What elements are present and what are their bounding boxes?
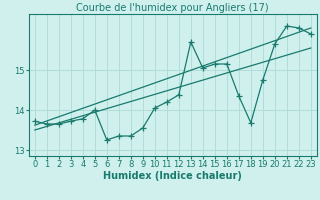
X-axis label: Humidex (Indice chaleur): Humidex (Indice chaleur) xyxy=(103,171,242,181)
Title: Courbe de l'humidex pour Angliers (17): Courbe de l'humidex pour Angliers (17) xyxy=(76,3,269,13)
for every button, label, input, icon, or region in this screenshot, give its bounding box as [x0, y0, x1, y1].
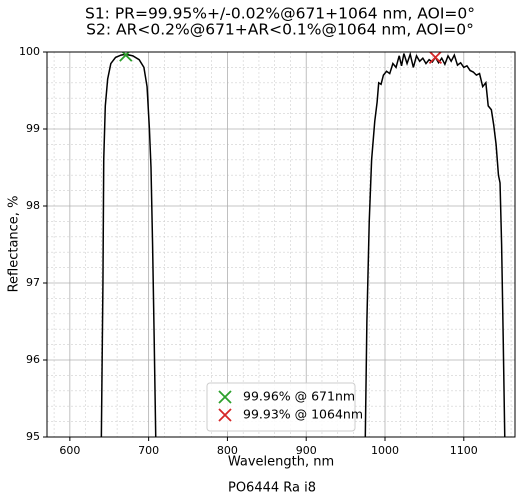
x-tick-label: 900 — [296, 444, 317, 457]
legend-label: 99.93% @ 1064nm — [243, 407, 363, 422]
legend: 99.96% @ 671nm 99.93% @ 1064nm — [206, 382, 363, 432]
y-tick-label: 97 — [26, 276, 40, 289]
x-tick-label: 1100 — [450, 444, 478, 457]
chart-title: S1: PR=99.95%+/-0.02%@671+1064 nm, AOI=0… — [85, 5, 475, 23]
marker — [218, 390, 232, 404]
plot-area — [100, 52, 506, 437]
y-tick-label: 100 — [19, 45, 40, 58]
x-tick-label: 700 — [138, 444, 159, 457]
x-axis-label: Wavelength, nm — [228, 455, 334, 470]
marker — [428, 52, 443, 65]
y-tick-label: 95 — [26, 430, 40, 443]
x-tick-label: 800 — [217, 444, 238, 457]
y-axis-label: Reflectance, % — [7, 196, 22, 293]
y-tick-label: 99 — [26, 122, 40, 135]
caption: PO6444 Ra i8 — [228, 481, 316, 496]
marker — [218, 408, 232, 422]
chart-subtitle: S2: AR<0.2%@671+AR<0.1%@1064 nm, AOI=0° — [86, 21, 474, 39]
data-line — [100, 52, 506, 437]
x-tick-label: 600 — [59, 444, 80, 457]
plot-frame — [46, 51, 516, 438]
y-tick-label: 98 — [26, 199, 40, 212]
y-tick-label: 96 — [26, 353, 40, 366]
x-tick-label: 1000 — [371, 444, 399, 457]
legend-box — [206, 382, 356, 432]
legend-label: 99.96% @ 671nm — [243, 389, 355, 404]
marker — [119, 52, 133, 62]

# # # #

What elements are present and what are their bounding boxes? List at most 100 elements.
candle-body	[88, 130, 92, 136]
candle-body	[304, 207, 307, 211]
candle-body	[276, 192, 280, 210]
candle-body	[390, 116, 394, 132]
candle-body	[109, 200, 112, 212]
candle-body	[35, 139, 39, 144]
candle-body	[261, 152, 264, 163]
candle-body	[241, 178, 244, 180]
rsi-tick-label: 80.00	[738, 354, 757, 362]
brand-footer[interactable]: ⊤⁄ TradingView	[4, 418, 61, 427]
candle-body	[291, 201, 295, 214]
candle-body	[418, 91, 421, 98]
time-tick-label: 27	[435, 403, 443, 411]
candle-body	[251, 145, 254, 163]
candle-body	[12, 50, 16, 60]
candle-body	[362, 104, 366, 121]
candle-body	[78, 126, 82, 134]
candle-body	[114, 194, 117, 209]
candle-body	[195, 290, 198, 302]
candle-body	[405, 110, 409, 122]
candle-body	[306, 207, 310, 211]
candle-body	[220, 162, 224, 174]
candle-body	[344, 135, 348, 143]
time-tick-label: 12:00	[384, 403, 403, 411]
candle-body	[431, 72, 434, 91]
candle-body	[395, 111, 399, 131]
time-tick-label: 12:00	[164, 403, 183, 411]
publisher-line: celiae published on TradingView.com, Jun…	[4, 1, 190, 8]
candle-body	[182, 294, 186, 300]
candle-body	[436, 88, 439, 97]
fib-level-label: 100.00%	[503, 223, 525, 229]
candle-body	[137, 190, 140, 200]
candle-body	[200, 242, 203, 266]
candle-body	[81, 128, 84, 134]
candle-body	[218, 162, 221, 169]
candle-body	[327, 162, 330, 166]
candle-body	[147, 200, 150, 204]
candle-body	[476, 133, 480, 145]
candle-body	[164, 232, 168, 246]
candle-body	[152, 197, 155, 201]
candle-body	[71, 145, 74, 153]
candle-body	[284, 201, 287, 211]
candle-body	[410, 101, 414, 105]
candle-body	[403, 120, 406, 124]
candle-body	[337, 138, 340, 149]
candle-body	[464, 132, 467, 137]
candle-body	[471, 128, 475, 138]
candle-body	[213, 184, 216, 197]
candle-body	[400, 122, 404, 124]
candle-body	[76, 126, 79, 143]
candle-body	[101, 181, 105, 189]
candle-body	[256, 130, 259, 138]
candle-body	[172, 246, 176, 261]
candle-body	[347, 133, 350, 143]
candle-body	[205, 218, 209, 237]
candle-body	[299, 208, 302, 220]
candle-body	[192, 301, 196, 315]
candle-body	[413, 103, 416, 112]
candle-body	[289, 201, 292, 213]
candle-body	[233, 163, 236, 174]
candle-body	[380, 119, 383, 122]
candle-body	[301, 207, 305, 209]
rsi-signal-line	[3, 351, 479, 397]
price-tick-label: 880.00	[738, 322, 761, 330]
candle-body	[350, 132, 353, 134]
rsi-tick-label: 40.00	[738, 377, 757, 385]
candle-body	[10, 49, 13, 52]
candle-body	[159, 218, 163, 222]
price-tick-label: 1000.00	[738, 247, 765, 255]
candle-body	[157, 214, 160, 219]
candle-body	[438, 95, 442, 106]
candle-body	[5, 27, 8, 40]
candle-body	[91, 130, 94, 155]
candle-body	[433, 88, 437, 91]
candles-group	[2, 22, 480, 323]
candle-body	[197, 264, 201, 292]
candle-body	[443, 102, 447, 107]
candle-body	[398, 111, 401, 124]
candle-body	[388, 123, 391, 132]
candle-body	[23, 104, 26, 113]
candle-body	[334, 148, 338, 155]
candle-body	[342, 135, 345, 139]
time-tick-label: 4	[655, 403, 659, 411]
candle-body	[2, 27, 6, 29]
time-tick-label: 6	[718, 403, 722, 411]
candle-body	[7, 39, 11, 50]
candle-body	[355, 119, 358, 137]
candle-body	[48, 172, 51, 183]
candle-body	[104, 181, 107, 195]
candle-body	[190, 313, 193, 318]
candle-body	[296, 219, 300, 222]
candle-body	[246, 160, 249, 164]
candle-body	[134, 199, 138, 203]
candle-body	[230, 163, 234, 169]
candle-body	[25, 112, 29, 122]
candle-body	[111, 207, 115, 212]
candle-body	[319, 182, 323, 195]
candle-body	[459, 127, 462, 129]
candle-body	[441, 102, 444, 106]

# # # #

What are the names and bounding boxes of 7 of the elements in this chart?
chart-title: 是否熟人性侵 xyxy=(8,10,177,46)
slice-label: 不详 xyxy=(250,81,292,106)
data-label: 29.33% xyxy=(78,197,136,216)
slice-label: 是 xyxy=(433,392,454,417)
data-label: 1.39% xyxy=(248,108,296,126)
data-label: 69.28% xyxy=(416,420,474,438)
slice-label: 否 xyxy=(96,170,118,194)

# # # #

* Written task *
Give every line of the records from the one containing "for every button, label, input, icon, or" down to the one containing "marker — [119, 52, 133, 62]", both included, as a JSON list of strings with one string per line. Omit blank lines and leave the pictures out.

* Answer in full *
[
  "for every button, label, input, icon, or region in this screenshot, give its bounding box as [x0, y0, x1, y1].",
  "x-tick-label: 900 — [296, 444, 317, 457]",
  "legend-label: 99.93% @ 1064nm — [243, 407, 363, 422]",
  "legend: 99.96% @ 671nm 99.93% @ 1064nm — [206, 382, 363, 432]",
  "y-tick-label: 97 — [26, 276, 40, 289]",
  "x-tick-label: 1100 — [450, 444, 478, 457]",
  "chart-title: S1: PR=99.95%+/-0.02%@671+1064 nm, AOI=0… — [85, 5, 475, 23]",
  "marker — [218, 390, 232, 404]",
  "plot-area — [100, 52, 506, 437]",
  "y-tick-label: 100 — [19, 45, 40, 58]",
  "x-tick-label: 700 — [138, 444, 159, 457]",
  "x-axis-label: Wavelength, nm — [228, 455, 334, 470]",
  "marker — [428, 52, 443, 65]",
  "y-tick-label: 95 — [26, 430, 40, 443]",
  "x-tick-label: 800 — [217, 444, 238, 457]",
  "y-axis-label: Reflectance, % — [7, 196, 22, 293]",
  "y-tick-label: 99 — [26, 122, 40, 135]",
  "caption: PO6444 Ra i8 — [228, 481, 316, 496]",
  "marker — [218, 408, 232, 422]",
  "chart-subtitle: S2: AR<0.2%@671+AR<0.1%@1064 nm, AOI=0° — [86, 21, 474, 39]",
  "data-line — [100, 52, 506, 437]",
  "x-tick-label: 600 — [59, 444, 80, 457]",
  "plot-frame — [46, 51, 516, 438]",
  "y-tick-label: 98 — [26, 199, 40, 212]",
  "y-tick-label: 96 — [26, 353, 40, 366]",
  "x-tick-label: 1000 — [371, 444, 399, 457]",
  "legend-box — [206, 382, 356, 432]",
  "legend-label: 99.96% @ 671nm — [243, 389, 355, 404]",
  "marker — [119, 52, 133, 62]"
]